*What you should do*
Copy every line of the data exactly, leaving nothing out.

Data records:
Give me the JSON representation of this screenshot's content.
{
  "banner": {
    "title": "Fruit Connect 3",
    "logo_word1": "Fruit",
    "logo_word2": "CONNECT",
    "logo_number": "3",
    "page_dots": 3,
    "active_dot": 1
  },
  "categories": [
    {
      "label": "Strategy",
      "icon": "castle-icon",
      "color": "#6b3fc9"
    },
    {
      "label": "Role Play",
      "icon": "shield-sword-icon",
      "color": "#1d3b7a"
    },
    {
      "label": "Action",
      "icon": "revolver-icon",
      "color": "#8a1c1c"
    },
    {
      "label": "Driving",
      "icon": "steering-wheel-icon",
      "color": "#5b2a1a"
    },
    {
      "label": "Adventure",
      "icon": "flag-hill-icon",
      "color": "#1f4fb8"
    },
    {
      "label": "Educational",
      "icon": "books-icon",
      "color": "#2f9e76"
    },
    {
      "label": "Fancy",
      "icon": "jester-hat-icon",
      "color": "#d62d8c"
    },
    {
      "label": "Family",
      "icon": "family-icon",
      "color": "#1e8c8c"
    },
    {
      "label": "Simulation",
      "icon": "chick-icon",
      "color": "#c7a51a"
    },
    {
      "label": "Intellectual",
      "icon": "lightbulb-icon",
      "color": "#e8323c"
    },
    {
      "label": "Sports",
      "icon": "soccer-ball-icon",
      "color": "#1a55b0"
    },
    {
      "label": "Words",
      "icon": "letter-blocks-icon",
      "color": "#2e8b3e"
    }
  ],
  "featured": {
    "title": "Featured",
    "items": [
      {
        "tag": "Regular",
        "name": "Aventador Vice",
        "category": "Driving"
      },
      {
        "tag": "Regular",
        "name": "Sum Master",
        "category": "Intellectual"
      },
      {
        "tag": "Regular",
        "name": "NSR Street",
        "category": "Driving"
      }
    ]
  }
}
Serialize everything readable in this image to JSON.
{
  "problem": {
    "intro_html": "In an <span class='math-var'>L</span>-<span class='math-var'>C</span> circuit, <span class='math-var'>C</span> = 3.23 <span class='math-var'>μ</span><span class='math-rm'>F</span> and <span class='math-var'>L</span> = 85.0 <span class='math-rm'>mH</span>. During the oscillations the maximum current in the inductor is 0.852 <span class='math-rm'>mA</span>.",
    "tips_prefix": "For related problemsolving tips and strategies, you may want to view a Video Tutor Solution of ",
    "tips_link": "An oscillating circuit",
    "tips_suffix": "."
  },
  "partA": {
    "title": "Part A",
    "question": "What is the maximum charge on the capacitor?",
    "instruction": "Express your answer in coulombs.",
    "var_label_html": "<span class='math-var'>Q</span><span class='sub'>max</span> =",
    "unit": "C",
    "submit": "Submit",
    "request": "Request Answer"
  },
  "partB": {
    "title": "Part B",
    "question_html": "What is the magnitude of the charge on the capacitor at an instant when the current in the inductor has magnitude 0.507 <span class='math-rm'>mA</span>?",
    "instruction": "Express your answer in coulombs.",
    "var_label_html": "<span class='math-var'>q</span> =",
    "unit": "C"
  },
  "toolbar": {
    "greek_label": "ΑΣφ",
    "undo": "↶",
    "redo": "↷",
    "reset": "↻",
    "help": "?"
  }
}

*Output for this exercise*
Give me the JSON representation of this screenshot's content.
{
  "banner": {
    "title": "Fruit Connect 3",
    "logo_word1": "Fruit",
    "logo_word2": "CONNECT",
    "logo_number": "3",
    "page_dots": 3,
    "active_dot": 1
  },
  "categories": [
    {
      "label": "Strategy",
      "icon": "castle-icon",
      "color": "#6b3fc9"
    },
    {
      "label": "Role Play",
      "icon": "shield-sword-icon",
      "color": "#1d3b7a"
    },
    {
      "label": "Action",
      "icon": "revolver-icon",
      "color": "#8a1c1c"
    },
    {
      "label": "Driving",
      "icon": "steering-wheel-icon",
      "color": "#5b2a1a"
    },
    {
      "label": "Adventure",
      "icon": "flag-hill-icon",
      "color": "#1f4fb8"
    },
    {
      "label": "Educational",
      "icon": "books-icon",
      "color": "#2f9e76"
    },
    {
      "label": "Fancy",
      "icon": "jester-hat-icon",
      "color": "#d62d8c"
    },
    {
      "label": "Family",
      "icon": "family-icon",
      "color": "#1e8c8c"
    },
    {
      "label": "Simulation",
      "icon": "chick-icon",
      "color": "#c7a51a"
    },
    {
      "label": "Intellectual",
      "icon": "lightbulb-icon",
      "color": "#e8323c"
    },
    {
      "label": "Sports",
      "icon": "soccer-ball-icon",
      "color": "#1a55b0"
    },
    {
      "label": "Words",
      "icon": "letter-blocks-icon",
      "color": "#2e8b3e"
    }
  ],
  "featured": {
    "title": "Featured",
    "items": [
      {
        "tag": "Regular",
        "name": "Aventador Vice",
        "category": "Driving"
      },
      {
        "tag": "Regular",
        "name": "Sum Master",
        "category": "Intellectual"
      },
      {
        "tag": "Regular",
        "name": "NSR Street",
        "category": "Driving"
      }
    ]
  }
}
Serialize everything readable in this image to JSON.
{
  "problem": {
    "intro_html": "In an <span class='math-var'>L</span>-<span class='math-var'>C</span> circuit, <span class='math-var'>C</span> = 3.23 <span class='math-var'>μ</span><span class='math-rm'>F</span> and <span class='math-var'>L</span> = 85.0 <span class='math-rm'>mH</span>. During the oscillations the maximum current in the inductor is 0.852 <span class='math-rm'>mA</span>.",
    "tips_prefix": "For related problemsolving tips and strategies, you may want to view a Video Tutor Solution of ",
    "tips_link": "An oscillating circuit",
    "tips_suffix": "."
  },
  "partA": {
    "title": "Part A",
    "question": "What is the maximum charge on the capacitor?",
    "instruction": "Express your answer in coulombs.",
    "var_label_html": "<span class='math-var'>Q</span><span class='sub'>max</span> =",
    "unit": "C",
    "submit": "Submit",
    "request": "Request Answer"
  },
  "partB": {
    "title": "Part B",
    "question_html": "What is the magnitude of the charge on the capacitor at an instant when the current in the inductor has magnitude 0.507 <span class='math-rm'>mA</span>?",
    "instruction": "Express your answer in coulombs.",
    "var_label_html": "<span class='math-var'>q</span> =",
    "unit": "C"
  },
  "toolbar": {
    "greek_label": "ΑΣφ",
    "undo": "↶",
    "redo": "↷",
    "reset": "↻",
    "help": "?"
  }
}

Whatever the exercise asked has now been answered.